How about on the “good” side?
- Three of your four WC teams are among the smallest payrolls in the game. Oakland, Pittsburgh and Kansas City rank 26th, 28th and 20th in 2014 payroll. Also worth mentioning as overachievers are Cleveland (who missed out on the AL wild card by a game), Baltimore (who won 96 games with the 15th ranked payroll) and (of course) Miami (who sported the lowest payroll *by far* but still won 77 games). Miami in particular seems like it is ready for another boom and sell-off cycle; they have a good team without the services of its best pitcher nearly all year; one or two more acquisitions and/or successful call-ups could have Miami competing for a divisional title again, and soon.
- Washington Nationals: 8th highest payroll, 2nd best record. That’s certainly good news. Our opening day payroll of $133M may have been on the high side to some observers, but the team lived up to its reputation.
- The Angels bashed their way to the best record in the league on just the 7th highest payroll, ironically, considering the over-spending they’ve been accused of in the past few years. Don’t worry though; the Angels payroll will begin to have its own issues when Trout’s $30M/year contract years hit. $30M a year.
What happens next year?

━━━━━━━━━━━━━━━━━━━━

__What you need to do__.
a – In the baseball payroll commentary, where did Baltimore's payroll rank in the season it won 96 games?
b – Write a continuation of the baseball payroll commentary, picking up after its last line.

__The data__.

━━━━━━━━━━━━━━━━━━━━

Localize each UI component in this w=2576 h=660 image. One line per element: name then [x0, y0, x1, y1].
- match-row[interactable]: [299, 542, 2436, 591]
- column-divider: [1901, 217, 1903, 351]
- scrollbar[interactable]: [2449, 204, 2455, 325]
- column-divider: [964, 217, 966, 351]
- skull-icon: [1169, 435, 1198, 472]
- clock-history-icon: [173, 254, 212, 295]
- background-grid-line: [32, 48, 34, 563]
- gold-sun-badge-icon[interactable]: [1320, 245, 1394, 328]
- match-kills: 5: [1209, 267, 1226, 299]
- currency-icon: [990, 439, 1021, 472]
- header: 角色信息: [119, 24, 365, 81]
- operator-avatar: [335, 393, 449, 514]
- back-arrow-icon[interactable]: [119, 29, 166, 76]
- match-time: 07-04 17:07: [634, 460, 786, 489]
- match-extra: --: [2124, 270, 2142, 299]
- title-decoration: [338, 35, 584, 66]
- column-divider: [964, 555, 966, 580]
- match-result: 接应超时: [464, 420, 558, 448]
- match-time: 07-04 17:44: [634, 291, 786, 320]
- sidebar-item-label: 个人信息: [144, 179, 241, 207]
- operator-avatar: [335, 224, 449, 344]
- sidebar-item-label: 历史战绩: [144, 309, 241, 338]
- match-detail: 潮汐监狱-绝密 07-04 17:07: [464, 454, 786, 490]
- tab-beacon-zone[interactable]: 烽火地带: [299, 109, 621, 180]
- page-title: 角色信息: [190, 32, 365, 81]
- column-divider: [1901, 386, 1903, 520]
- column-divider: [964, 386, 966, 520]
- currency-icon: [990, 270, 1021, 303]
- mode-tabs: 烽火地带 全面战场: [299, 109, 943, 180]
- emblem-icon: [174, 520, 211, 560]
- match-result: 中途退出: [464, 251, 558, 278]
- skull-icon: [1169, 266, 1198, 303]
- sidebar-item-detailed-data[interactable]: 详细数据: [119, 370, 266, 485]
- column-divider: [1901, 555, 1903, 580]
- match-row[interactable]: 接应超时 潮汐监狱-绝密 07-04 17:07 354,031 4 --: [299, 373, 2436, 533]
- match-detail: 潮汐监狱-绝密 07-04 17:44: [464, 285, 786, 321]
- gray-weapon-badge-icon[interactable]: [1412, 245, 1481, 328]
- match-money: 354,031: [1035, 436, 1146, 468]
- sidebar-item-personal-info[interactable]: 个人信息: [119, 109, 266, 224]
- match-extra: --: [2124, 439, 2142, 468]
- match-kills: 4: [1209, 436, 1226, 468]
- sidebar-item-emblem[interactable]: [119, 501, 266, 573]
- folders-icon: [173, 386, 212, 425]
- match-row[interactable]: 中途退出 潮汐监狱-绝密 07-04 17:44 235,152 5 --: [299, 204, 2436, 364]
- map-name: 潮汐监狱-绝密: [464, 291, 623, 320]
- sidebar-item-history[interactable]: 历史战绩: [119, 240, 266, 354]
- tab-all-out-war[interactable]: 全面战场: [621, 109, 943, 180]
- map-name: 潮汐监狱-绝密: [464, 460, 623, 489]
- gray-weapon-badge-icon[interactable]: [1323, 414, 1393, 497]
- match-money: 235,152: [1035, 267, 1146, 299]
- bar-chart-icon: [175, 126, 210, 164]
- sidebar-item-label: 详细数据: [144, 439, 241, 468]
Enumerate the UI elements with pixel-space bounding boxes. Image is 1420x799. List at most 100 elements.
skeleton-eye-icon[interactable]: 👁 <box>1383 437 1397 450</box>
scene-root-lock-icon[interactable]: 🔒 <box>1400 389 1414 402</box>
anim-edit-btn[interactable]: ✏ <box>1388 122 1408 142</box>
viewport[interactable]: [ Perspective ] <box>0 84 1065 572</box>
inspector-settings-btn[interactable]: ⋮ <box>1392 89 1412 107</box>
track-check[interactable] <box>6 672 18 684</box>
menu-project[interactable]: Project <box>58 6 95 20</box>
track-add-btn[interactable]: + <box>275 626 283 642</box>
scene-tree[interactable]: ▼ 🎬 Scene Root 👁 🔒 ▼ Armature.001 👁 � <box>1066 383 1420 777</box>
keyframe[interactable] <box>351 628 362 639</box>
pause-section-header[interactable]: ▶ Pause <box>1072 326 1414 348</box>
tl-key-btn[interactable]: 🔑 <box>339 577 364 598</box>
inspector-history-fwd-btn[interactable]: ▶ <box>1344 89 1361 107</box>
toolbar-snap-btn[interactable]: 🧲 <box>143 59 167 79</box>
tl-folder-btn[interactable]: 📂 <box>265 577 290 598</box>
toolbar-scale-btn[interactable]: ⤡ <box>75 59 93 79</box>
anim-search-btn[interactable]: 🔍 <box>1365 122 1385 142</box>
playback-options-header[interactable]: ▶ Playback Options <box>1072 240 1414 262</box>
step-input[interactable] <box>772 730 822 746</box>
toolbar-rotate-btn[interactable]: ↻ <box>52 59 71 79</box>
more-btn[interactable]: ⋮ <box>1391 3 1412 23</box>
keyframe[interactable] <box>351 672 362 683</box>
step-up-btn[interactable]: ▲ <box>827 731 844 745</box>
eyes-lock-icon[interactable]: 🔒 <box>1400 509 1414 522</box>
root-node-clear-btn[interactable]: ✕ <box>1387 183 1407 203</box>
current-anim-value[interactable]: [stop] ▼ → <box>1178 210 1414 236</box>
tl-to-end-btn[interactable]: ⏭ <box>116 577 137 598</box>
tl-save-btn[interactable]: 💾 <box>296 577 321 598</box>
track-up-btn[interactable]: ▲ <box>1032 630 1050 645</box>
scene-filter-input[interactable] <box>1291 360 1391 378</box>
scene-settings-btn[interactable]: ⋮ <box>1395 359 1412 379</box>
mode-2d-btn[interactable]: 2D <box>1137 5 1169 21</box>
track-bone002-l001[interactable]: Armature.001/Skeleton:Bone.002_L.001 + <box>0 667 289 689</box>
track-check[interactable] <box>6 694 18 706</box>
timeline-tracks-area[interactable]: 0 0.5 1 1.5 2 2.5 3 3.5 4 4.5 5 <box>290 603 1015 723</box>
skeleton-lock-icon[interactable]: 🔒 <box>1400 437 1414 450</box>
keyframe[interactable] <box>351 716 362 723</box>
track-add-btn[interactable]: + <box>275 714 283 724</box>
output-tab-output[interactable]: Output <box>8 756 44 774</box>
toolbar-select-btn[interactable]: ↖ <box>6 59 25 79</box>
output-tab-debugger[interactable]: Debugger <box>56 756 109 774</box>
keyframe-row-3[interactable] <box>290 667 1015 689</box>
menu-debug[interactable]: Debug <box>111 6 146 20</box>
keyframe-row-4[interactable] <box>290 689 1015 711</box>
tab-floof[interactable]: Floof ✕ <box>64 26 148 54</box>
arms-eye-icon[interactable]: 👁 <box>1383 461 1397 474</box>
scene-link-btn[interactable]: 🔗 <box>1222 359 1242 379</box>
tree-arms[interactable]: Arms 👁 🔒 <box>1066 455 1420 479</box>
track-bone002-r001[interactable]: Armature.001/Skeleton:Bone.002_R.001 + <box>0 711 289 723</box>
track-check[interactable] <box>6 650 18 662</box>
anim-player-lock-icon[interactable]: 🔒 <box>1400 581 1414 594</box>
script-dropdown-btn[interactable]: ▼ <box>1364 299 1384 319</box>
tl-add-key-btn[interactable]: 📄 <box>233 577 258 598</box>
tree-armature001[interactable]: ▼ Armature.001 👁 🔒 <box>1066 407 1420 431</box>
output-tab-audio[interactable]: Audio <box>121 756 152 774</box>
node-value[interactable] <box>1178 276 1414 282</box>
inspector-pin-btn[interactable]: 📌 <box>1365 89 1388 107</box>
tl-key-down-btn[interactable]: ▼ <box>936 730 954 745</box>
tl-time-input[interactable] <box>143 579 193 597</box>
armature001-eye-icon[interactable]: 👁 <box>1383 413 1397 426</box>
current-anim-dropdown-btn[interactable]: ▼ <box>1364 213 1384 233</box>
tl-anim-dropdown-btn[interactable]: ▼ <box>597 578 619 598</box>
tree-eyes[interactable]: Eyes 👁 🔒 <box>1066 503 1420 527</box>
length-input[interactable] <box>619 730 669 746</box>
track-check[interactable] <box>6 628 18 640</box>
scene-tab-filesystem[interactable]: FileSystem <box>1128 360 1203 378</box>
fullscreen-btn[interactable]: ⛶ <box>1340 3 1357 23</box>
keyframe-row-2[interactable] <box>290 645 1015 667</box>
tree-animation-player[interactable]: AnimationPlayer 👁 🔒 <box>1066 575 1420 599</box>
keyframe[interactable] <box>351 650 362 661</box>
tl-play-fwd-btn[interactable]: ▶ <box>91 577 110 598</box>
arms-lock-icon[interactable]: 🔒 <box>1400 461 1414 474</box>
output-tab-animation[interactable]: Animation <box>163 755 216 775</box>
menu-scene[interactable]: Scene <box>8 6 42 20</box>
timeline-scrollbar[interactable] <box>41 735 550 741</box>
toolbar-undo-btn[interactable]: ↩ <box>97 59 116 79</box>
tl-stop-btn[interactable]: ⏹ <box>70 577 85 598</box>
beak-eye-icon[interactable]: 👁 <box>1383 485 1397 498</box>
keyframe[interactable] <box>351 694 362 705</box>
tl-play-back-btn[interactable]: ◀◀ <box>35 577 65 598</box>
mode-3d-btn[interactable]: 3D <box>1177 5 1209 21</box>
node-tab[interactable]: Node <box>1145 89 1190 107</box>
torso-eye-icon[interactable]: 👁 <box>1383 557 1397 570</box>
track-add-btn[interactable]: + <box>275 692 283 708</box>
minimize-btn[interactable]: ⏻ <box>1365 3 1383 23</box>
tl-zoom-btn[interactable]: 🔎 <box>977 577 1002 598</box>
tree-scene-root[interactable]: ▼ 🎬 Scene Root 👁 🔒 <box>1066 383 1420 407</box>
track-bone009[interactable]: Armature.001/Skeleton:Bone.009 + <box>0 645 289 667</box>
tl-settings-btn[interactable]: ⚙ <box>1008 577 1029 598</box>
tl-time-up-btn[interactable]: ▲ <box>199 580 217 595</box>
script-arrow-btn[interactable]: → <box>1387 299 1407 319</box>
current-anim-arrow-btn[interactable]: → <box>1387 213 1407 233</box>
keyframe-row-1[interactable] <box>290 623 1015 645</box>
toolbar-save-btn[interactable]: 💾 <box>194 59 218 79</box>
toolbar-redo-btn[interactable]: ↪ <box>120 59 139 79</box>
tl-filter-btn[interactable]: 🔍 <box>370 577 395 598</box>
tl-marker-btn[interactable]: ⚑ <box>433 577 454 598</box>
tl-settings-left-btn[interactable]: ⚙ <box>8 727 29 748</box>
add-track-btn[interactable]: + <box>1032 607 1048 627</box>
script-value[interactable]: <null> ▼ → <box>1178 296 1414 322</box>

━━━━━━━━━━━━━━━━━━━━

__Exercise answers__.
a – 15th

b –
- The Nats may be holding steady; LaRoche‘s $12M and Soriano‘s $14M salaries go away, but huge increases to Desmond and Zimmermann‘s salaries in 2015, stepped-up increases for Gonzalez and Span (who I’m assuming we’re going to exercise for 2015), and arbitration cases for a number of key and expensive players (Fister, Strasburg, Ramos, Clippard, Storen) will probably more than make up for the $26M coming off the books.
- The Phillies, to my constant amusement, already have $127M committed to just nine players for next year. They’ll continue to be a top payroll, bottom performer for at least two more years.
- The Yankees, who dipped underneath $200M for 2014 thanks to a gift-wrapped Bud Selig suspension for Alex Rodriguez and an equally generous $14M payoff from the cubs to take Alfonso Soriano off their hands, have $161M committed next year for just 10 players, with five of those players each earning north of $20M a year. Wow. Plus, they stand to lose their closer, two of their five SPs (Kuroda and McCarthy), and several position players to either FA or retirement. They could be a train wreck again next year.